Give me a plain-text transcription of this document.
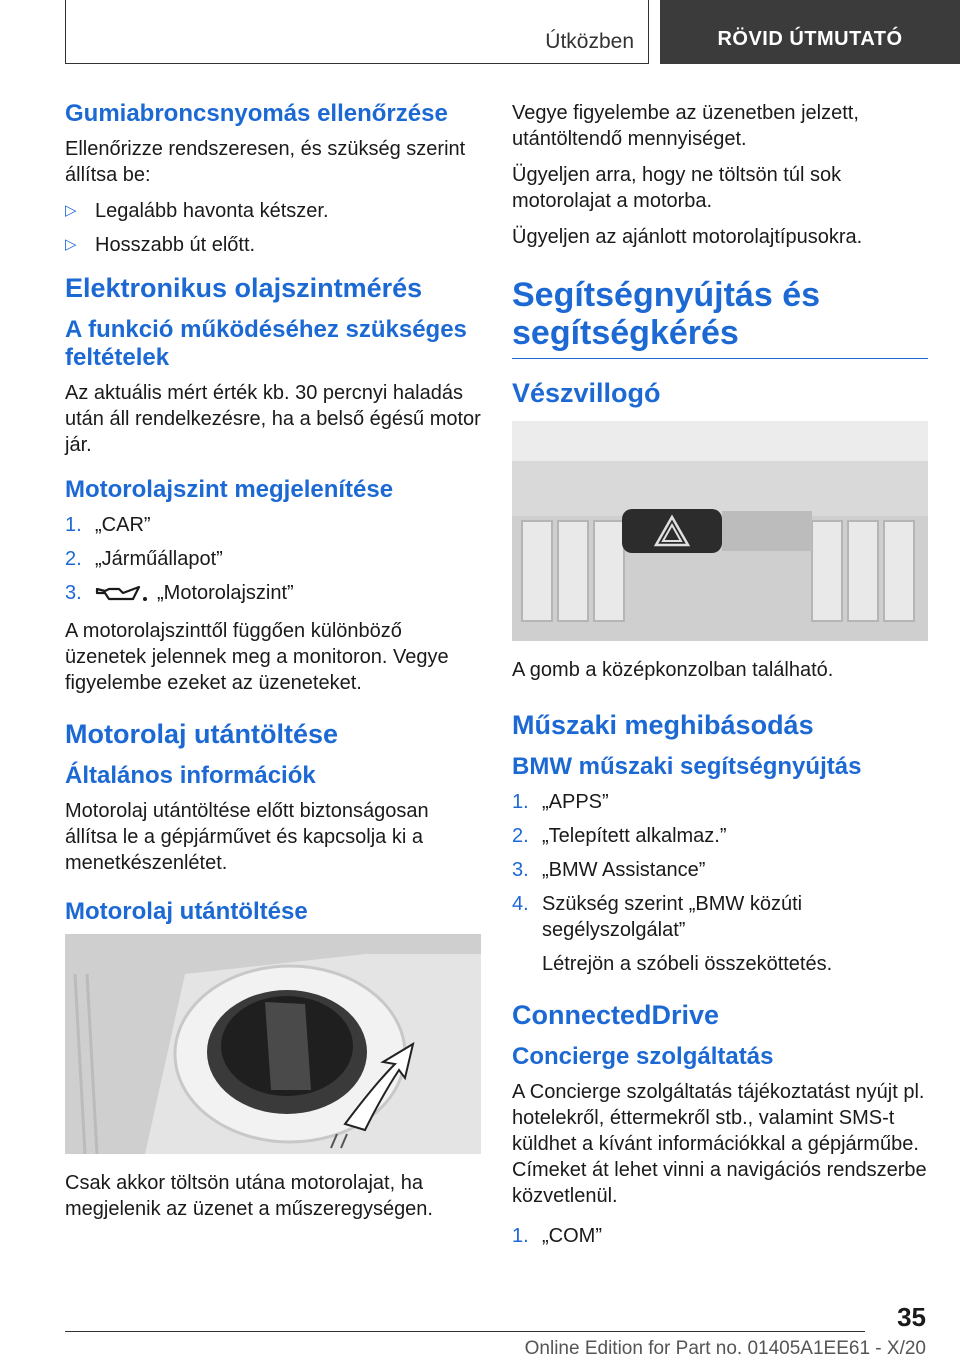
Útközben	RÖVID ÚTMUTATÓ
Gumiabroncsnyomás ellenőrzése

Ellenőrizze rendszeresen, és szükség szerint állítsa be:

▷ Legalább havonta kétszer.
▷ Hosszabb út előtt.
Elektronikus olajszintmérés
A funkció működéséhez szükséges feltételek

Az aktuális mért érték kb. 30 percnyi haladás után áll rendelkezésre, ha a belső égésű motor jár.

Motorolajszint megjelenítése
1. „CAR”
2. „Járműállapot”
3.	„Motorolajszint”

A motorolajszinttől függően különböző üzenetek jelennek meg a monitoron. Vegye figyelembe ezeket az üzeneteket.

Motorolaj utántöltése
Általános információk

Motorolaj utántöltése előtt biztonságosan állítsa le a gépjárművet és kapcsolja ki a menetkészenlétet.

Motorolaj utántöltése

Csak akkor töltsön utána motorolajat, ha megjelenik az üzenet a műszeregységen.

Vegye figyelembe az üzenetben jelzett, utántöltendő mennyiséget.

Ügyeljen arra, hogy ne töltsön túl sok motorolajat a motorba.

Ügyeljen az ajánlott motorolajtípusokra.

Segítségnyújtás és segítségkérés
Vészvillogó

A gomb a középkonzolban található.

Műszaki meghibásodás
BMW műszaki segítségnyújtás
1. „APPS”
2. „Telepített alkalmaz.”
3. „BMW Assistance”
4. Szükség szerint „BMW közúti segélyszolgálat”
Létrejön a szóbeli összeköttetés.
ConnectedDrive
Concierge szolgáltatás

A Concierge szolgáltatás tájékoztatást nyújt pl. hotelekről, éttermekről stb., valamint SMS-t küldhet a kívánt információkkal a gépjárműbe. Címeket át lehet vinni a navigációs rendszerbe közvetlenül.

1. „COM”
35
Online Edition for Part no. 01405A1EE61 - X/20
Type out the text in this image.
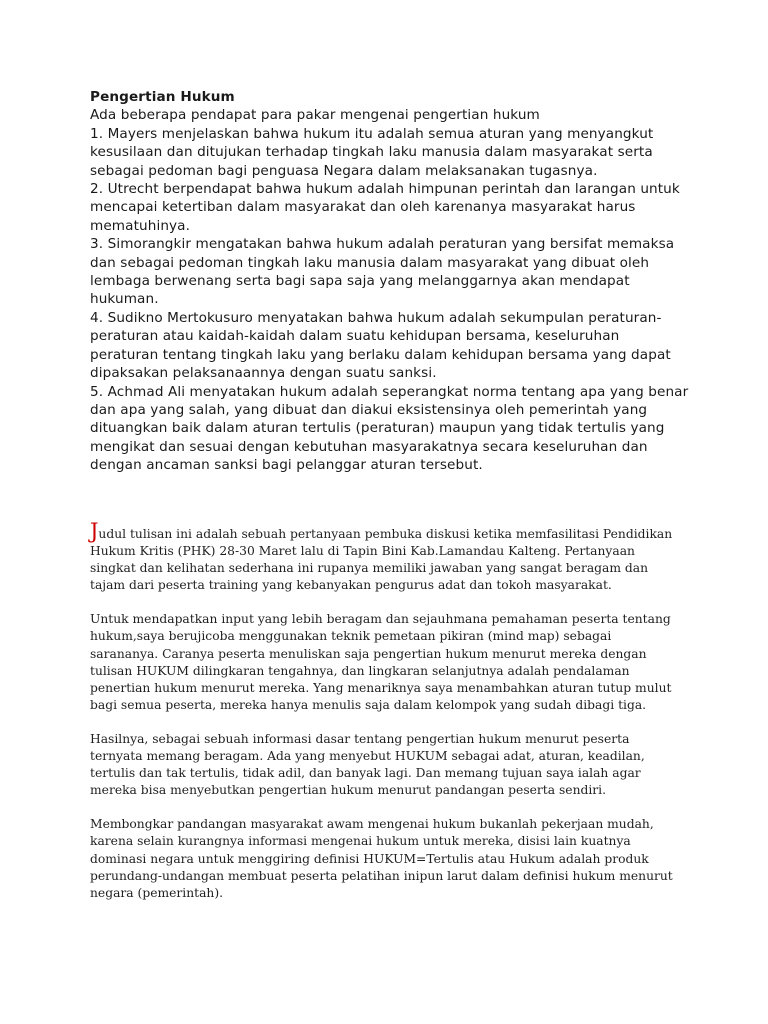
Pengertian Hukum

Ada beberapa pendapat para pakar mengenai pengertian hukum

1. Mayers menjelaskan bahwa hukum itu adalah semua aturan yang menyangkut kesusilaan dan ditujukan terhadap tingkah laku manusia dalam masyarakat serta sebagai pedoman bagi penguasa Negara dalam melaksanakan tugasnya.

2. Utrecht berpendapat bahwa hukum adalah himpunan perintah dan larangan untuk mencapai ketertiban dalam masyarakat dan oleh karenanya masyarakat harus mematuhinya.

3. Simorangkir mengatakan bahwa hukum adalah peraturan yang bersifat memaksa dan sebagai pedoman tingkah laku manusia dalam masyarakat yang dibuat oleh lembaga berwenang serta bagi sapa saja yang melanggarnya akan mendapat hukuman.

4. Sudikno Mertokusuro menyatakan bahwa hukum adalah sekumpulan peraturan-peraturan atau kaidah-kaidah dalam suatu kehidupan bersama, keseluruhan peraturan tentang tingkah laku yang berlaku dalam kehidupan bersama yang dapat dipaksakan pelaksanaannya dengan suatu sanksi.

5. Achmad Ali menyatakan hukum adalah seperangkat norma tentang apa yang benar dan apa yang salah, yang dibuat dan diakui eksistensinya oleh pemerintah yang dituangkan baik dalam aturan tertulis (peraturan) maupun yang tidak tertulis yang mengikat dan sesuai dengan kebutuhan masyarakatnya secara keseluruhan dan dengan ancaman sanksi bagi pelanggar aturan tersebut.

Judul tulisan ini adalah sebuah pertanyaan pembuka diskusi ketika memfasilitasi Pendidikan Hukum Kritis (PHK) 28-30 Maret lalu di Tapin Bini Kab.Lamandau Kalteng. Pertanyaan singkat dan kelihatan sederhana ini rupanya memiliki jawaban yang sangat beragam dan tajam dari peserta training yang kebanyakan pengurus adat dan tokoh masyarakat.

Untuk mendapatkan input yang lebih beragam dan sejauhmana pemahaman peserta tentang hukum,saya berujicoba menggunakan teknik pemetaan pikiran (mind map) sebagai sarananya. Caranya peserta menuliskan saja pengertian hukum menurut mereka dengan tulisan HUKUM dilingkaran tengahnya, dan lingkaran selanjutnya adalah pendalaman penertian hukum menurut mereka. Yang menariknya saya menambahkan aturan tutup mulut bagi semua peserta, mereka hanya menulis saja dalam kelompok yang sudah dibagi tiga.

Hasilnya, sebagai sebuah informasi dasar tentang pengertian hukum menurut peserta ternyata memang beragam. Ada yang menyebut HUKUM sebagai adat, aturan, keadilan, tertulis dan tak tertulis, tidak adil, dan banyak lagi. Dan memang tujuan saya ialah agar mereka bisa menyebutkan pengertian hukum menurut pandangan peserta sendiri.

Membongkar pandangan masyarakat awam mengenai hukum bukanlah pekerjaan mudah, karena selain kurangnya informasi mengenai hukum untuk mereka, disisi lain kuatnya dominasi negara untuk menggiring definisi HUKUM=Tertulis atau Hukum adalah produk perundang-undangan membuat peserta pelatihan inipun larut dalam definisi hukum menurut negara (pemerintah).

*The exercise:* Reproduce each record from above exactly; pictures do not belong in the copy.

*Exercise output:*
Give me a plain-text transcription of this document.
Útközben	RÖVID ÚTMUTATÓ
Gumiabroncsnyomás ellenőrzése

Ellenőrizze rendszeresen, és szükség szerint állítsa be:

▷ Legalább havonta kétszer.
▷ Hosszabb út előtt.
Elektronikus olajszintmérés
A funkció működéséhez szükséges feltételek

Az aktuális mért érték kb. 30 percnyi haladás után áll rendelkezésre, ha a belső égésű motor jár.

Motorolajszint megjelenítése
1. „CAR”
2. „Járműállapot”
3.	„Motorolajszint”

A motorolajszinttől függően különböző üzenetek jelennek meg a monitoron. Vegye figyelembe ezeket az üzeneteket.

Motorolaj utántöltése
Általános információk

Motorolaj utántöltése előtt biztonságosan állítsa le a gépjárművet és kapcsolja ki a menetkészenlétet.

Motorolaj utántöltése

Csak akkor töltsön utána motorolajat, ha megjelenik az üzenet a műszeregységen.

Vegye figyelembe az üzenetben jelzett, utántöltendő mennyiséget.

Ügyeljen arra, hogy ne töltsön túl sok motorolajat a motorba.

Ügyeljen az ajánlott motorolajtípusokra.

Segítségnyújtás és segítségkérés
Vészvillogó

A gomb a középkonzolban található.

Műszaki meghibásodás
BMW műszaki segítségnyújtás
1. „APPS”
2. „Telepített alkalmaz.”
3. „BMW Assistance”
4. Szükség szerint „BMW közúti segélyszolgálat”
Létrejön a szóbeli összeköttetés.
ConnectedDrive
Concierge szolgáltatás

A Concierge szolgáltatás tájékoztatást nyújt pl. hotelekről, éttermekről stb., valamint SMS-t küldhet a kívánt információkkal a gépjárműbe. Címeket át lehet vinni a navigációs rendszerbe közvetlenül.

1. „COM”
35
Online Edition for Part no. 01405A1EE61 - X/20
Type out the text in this image.
Pengertian Hukum

Ada beberapa pendapat para pakar mengenai pengertian hukum

1. Mayers menjelaskan bahwa hukum itu adalah semua aturan yang menyangkut kesusilaan dan ditujukan terhadap tingkah laku manusia dalam masyarakat serta sebagai pedoman bagi penguasa Negara dalam melaksanakan tugasnya.

2. Utrecht berpendapat bahwa hukum adalah himpunan perintah dan larangan untuk mencapai ketertiban dalam masyarakat dan oleh karenanya masyarakat harus mematuhinya.

3. Simorangkir mengatakan bahwa hukum adalah peraturan yang bersifat memaksa dan sebagai pedoman tingkah laku manusia dalam masyarakat yang dibuat oleh lembaga berwenang serta bagi sapa saja yang melanggarnya akan mendapat hukuman.

4. Sudikno Mertokusuro menyatakan bahwa hukum adalah sekumpulan peraturan-peraturan atau kaidah-kaidah dalam suatu kehidupan bersama, keseluruhan peraturan tentang tingkah laku yang berlaku dalam kehidupan bersama yang dapat dipaksakan pelaksanaannya dengan suatu sanksi.

5. Achmad Ali menyatakan hukum adalah seperangkat norma tentang apa yang benar dan apa yang salah, yang dibuat dan diakui eksistensinya oleh pemerintah yang dituangkan baik dalam aturan tertulis (peraturan) maupun yang tidak tertulis yang mengikat dan sesuai dengan kebutuhan masyarakatnya secara keseluruhan dan dengan ancaman sanksi bagi pelanggar aturan tersebut.

Judul tulisan ini adalah sebuah pertanyaan pembuka diskusi ketika memfasilitasi Pendidikan Hukum Kritis (PHK) 28-30 Maret lalu di Tapin Bini Kab.Lamandau Kalteng. Pertanyaan singkat dan kelihatan sederhana ini rupanya memiliki jawaban yang sangat beragam dan tajam dari peserta training yang kebanyakan pengurus adat dan tokoh masyarakat.

Untuk mendapatkan input yang lebih beragam dan sejauhmana pemahaman peserta tentang hukum,saya berujicoba menggunakan teknik pemetaan pikiran (mind map) sebagai sarananya. Caranya peserta menuliskan saja pengertian hukum menurut mereka dengan tulisan HUKUM dilingkaran tengahnya, dan lingkaran selanjutnya adalah pendalaman penertian hukum menurut mereka. Yang menariknya saya menambahkan aturan tutup mulut bagi semua peserta, mereka hanya menulis saja dalam kelompok yang sudah dibagi tiga.

Hasilnya, sebagai sebuah informasi dasar tentang pengertian hukum menurut peserta ternyata memang beragam. Ada yang menyebut HUKUM sebagai adat, aturan, keadilan, tertulis dan tak tertulis, tidak adil, dan banyak lagi. Dan memang tujuan saya ialah agar mereka bisa menyebutkan pengertian hukum menurut pandangan peserta sendiri.

Membongkar pandangan masyarakat awam mengenai hukum bukanlah pekerjaan mudah, karena selain kurangnya informasi mengenai hukum untuk mereka, disisi lain kuatnya dominasi negara untuk menggiring definisi HUKUM=Tertulis atau Hukum adalah produk perundang-undangan membuat peserta pelatihan inipun larut dalam definisi hukum menurut negara (pemerintah).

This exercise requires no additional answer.